**Instructions for the task:**
Copy each line that holds "pieceton".

**********

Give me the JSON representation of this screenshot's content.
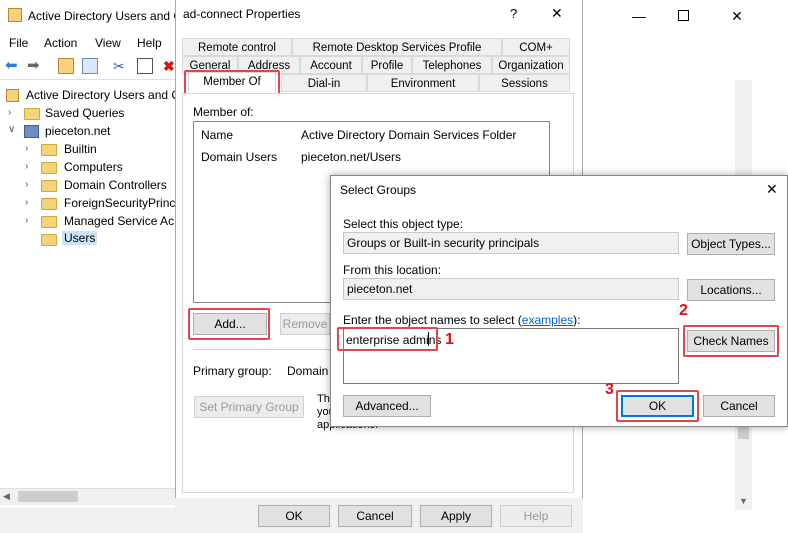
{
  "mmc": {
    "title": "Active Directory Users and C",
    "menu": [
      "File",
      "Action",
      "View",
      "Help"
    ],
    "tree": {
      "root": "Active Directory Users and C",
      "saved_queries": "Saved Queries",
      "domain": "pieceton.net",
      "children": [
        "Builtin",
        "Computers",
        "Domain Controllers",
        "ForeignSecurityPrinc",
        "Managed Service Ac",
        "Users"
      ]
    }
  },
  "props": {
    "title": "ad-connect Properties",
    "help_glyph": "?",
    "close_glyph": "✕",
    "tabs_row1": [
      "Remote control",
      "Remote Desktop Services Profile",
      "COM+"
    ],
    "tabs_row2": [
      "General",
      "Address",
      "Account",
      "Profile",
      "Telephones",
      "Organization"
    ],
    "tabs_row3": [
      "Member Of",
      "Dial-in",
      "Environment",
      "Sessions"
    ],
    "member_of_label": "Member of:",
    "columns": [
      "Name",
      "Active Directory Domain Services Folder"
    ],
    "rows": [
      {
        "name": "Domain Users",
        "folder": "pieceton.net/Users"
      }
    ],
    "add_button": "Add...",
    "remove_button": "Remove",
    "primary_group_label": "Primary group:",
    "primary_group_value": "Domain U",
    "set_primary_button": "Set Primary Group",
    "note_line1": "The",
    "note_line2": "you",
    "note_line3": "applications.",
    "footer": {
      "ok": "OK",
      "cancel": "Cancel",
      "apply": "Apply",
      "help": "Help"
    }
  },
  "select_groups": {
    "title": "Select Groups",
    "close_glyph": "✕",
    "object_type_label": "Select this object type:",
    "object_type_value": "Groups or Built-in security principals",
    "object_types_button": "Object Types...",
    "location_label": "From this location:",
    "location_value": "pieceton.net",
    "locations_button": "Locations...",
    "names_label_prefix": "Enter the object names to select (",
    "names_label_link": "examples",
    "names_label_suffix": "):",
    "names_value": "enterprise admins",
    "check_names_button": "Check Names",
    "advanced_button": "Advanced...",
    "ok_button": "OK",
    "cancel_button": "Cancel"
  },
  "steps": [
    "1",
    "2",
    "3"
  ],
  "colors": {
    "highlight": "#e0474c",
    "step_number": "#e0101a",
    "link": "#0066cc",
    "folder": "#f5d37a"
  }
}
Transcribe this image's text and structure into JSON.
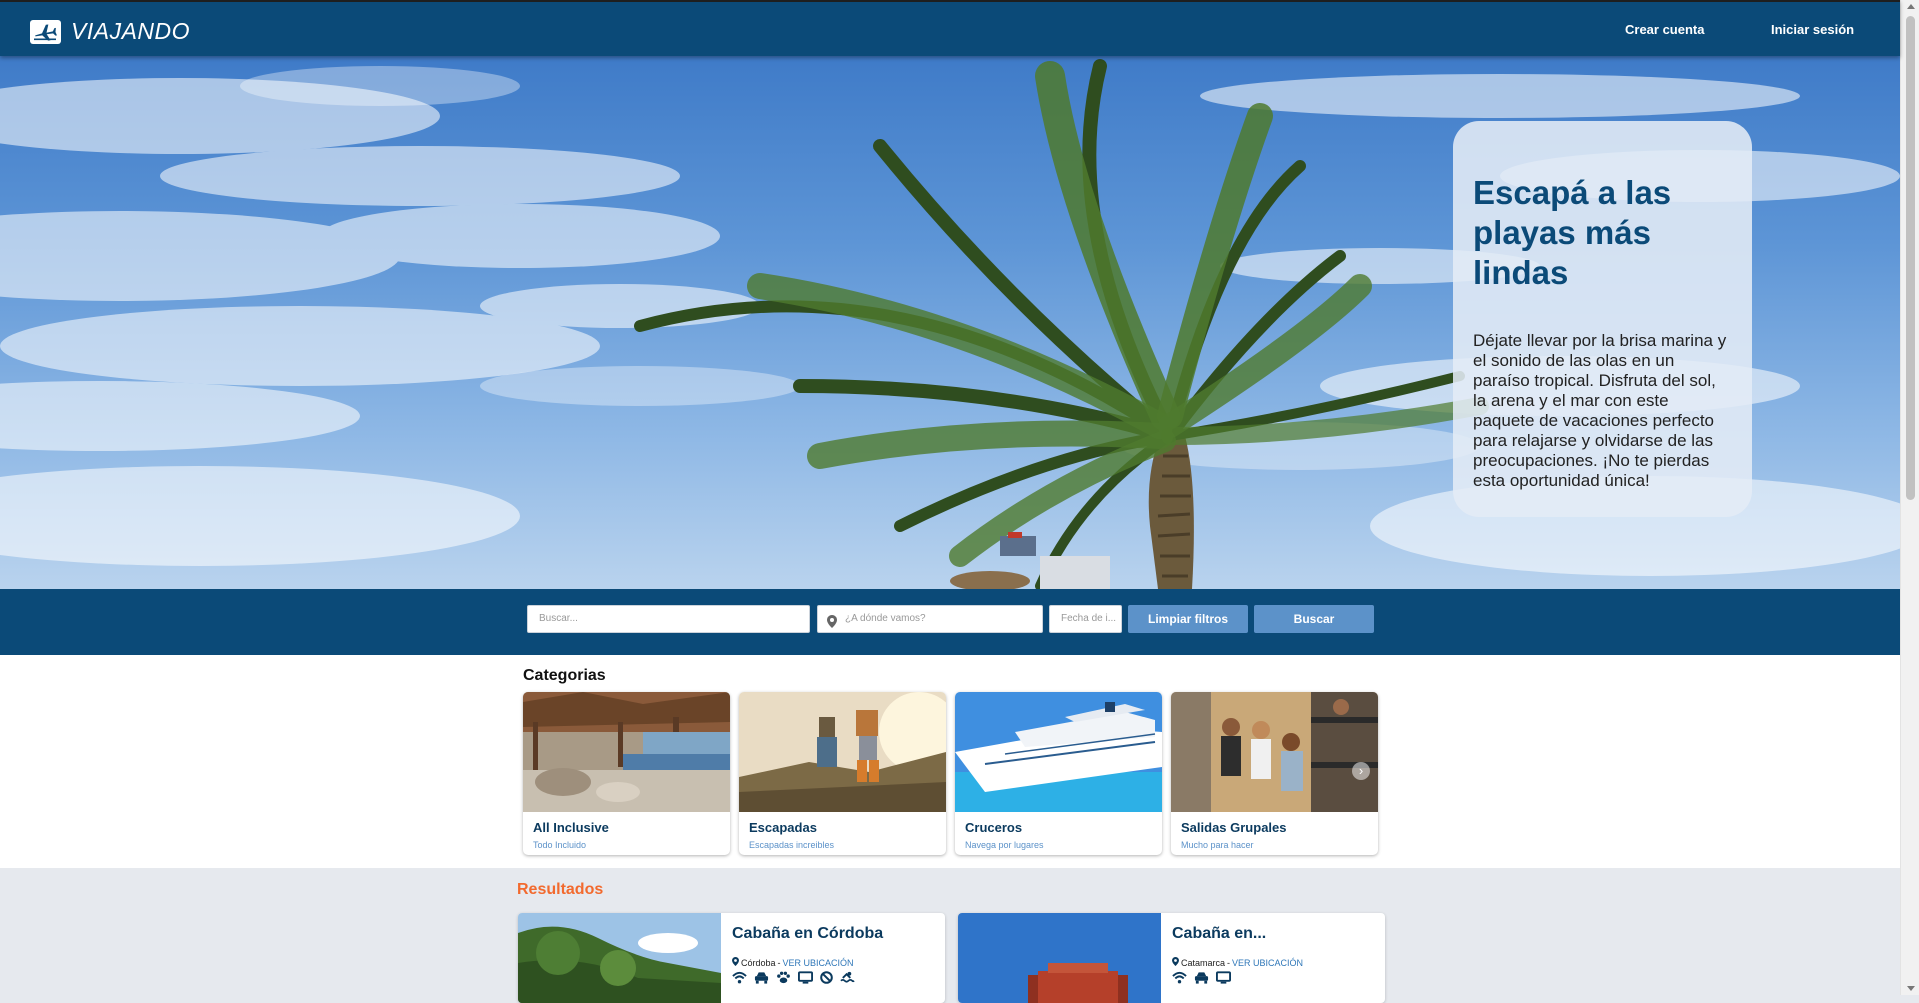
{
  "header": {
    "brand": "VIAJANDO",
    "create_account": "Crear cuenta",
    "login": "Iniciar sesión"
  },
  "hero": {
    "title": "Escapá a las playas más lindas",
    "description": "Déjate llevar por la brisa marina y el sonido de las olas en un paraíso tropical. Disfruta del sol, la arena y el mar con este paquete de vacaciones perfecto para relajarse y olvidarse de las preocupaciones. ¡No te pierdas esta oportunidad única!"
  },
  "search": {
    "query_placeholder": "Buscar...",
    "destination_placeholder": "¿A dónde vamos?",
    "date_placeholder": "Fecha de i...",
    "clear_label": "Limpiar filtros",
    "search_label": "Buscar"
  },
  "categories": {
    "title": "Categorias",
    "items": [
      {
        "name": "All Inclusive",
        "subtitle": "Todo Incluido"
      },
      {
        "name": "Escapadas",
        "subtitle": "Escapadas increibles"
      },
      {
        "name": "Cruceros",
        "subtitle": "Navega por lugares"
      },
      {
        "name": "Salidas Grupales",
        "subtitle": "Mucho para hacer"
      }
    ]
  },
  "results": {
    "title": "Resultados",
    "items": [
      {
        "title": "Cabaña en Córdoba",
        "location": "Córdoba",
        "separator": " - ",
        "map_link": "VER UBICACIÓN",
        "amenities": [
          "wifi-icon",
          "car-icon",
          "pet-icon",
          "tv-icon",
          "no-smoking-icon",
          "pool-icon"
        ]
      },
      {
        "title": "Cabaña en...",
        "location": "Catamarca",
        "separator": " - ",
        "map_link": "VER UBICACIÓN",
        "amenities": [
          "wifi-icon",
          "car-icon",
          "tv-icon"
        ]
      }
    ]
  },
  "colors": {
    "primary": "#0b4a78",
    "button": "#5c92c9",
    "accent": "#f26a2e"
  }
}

**********

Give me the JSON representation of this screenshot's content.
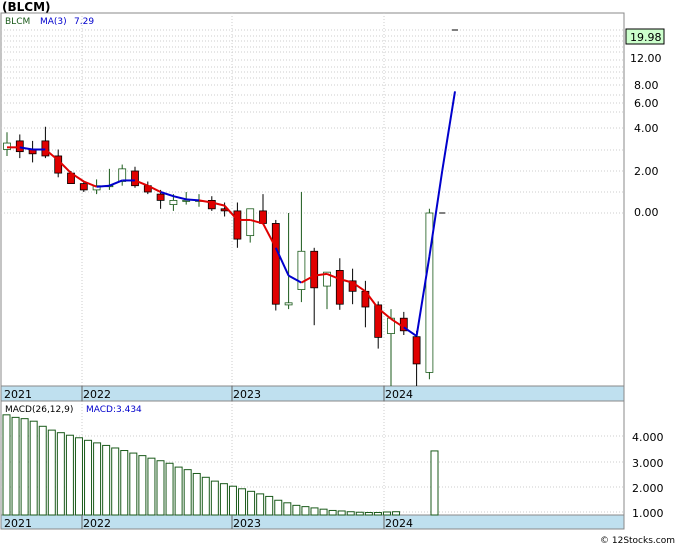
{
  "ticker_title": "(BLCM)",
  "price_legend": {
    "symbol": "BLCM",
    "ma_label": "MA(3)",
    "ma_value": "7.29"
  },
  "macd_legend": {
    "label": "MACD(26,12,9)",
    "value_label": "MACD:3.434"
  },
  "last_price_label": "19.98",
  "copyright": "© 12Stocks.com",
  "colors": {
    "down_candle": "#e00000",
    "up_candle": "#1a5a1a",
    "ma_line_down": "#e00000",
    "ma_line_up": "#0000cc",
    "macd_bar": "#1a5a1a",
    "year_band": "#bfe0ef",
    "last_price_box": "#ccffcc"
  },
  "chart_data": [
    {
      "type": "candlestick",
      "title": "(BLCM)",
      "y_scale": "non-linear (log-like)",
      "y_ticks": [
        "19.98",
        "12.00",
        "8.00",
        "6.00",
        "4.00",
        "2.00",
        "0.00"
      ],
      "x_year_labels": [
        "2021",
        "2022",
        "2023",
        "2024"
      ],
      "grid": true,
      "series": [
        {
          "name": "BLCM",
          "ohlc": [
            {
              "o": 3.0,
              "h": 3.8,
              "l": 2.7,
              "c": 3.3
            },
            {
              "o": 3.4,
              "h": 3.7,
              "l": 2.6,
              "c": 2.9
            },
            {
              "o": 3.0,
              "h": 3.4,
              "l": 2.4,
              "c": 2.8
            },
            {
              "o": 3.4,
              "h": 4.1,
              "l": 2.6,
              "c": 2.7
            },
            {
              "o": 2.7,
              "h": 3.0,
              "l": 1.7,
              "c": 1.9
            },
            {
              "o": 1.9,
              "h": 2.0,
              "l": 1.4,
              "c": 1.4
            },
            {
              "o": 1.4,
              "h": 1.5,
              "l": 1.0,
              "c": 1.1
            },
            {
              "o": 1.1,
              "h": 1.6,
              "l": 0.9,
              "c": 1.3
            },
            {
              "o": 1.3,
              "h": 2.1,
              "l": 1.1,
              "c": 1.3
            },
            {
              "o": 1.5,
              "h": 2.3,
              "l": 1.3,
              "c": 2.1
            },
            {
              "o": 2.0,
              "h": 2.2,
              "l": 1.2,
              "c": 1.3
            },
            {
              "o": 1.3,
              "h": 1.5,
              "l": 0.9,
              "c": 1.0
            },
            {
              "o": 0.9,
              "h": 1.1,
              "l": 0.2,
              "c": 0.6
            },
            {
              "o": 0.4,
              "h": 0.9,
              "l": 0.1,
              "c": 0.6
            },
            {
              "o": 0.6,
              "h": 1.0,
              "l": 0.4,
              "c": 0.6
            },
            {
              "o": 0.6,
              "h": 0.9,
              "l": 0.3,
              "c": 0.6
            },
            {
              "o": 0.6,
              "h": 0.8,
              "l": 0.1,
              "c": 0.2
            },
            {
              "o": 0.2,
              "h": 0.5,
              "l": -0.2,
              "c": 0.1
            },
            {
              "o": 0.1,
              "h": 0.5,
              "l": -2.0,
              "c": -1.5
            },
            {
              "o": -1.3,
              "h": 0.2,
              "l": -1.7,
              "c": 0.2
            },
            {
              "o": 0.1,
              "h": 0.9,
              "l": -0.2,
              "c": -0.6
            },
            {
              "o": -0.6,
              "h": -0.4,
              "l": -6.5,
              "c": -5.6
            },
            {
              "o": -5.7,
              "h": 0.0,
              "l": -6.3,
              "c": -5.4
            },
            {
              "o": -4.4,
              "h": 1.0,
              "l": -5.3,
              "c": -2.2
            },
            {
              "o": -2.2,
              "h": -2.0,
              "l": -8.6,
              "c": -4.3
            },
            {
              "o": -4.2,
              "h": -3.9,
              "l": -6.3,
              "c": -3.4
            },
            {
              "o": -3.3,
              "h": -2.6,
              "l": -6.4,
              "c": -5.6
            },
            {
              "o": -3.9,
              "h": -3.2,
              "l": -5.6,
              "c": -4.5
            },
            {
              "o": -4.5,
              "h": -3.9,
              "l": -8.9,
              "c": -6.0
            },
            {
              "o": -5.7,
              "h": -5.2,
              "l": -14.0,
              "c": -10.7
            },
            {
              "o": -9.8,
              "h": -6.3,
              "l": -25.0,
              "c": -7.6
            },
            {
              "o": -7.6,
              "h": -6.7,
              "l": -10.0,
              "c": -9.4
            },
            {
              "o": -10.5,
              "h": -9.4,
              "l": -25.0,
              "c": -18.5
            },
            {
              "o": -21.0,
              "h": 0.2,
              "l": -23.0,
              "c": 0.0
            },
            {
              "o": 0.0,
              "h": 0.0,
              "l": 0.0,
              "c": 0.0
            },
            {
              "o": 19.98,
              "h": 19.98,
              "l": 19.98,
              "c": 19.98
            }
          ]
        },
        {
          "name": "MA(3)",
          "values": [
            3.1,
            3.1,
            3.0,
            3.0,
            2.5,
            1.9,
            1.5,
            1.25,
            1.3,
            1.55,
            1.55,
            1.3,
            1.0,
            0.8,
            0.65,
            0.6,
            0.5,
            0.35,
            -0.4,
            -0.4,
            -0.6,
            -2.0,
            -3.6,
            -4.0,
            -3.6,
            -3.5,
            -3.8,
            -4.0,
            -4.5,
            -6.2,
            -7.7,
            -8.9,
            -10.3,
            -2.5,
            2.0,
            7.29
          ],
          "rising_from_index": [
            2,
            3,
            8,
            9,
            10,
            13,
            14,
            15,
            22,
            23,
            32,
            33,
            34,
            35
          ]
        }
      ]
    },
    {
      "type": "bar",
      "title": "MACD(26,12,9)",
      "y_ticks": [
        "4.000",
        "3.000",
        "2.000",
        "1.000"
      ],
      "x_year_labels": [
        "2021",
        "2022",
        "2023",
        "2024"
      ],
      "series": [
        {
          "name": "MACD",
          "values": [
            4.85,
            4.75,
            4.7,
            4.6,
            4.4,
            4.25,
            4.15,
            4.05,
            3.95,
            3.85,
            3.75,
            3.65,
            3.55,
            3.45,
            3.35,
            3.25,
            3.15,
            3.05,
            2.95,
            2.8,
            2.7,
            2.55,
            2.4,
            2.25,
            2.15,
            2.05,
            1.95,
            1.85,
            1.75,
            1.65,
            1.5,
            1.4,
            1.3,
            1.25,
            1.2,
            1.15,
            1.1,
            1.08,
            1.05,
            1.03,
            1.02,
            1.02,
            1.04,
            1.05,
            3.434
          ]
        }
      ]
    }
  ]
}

**********

**In response:**
      "domain": "pieceton.net",
        "folder": "pieceton.net/Users"
    "location_value": "pieceton.net",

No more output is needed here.